▸ Stated exercise: Write out exactly the lines running from the line that includes "Parse this screenshot: output" to the end of the data, both ends included, and nothing besides.
==== Data for processing
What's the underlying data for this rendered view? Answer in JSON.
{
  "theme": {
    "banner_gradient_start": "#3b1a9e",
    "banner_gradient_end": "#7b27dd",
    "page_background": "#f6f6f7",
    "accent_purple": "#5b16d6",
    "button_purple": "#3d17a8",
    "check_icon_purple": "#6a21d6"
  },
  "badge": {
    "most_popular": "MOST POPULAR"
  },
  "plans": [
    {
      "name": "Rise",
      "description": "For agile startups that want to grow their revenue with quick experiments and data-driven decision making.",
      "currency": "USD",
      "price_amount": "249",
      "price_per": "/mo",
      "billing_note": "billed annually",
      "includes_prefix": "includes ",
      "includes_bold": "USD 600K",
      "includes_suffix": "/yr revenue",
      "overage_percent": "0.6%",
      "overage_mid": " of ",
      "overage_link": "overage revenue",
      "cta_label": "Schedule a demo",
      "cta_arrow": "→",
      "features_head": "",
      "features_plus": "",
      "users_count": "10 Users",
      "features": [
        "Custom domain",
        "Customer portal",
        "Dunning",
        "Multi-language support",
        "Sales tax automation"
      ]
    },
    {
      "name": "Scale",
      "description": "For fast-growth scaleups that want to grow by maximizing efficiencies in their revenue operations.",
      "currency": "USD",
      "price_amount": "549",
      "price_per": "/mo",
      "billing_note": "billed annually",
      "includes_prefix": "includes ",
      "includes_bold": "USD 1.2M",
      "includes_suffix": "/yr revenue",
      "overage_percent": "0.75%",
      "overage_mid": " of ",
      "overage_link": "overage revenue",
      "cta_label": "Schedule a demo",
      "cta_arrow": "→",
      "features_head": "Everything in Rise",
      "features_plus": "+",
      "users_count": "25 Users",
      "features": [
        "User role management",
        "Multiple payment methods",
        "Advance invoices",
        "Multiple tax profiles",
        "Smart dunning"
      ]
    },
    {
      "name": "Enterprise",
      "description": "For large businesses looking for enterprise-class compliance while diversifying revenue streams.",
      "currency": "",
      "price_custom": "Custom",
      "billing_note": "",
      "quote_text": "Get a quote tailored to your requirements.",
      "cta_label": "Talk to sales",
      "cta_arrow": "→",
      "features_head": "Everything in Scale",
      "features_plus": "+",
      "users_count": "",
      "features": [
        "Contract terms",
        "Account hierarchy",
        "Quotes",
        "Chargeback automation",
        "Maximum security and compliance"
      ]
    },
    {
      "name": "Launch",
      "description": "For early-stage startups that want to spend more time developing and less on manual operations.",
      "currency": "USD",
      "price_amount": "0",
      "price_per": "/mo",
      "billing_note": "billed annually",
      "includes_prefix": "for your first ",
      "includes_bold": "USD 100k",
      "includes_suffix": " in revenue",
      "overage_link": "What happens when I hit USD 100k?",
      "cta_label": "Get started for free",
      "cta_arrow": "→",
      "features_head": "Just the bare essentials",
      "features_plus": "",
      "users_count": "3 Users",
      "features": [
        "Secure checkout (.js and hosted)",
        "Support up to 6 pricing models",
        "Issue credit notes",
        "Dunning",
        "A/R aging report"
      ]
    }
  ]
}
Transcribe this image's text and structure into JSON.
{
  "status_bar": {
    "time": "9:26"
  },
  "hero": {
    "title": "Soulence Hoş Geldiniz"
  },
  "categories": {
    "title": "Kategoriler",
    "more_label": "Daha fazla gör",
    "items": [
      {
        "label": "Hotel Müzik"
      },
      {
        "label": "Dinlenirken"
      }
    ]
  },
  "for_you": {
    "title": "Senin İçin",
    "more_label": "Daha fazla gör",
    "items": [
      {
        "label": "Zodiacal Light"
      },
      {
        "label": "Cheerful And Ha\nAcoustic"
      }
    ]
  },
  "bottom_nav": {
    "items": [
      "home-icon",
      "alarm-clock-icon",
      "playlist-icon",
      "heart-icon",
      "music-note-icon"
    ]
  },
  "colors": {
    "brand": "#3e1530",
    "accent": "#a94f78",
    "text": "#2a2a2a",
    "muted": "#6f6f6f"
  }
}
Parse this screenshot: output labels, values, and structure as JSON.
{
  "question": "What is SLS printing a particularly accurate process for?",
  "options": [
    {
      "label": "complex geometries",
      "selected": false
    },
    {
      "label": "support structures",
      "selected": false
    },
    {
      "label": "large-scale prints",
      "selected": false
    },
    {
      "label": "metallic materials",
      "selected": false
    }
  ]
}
========
▸ Solution for this task:
Parse this screenshot: output labels, values, and structure as JSON.
{
  "question": "What is SLS printing a particularly accurate process for?",
  "options": [
    {
      "label": "complex geometries",
      "selected": false
    },
    {
      "label": "support structures",
      "selected": false
    },
    {
      "label": "large-scale prints",
      "selected": false
    },
    {
      "label": "metallic materials",
      "selected": false
    }
  ]
}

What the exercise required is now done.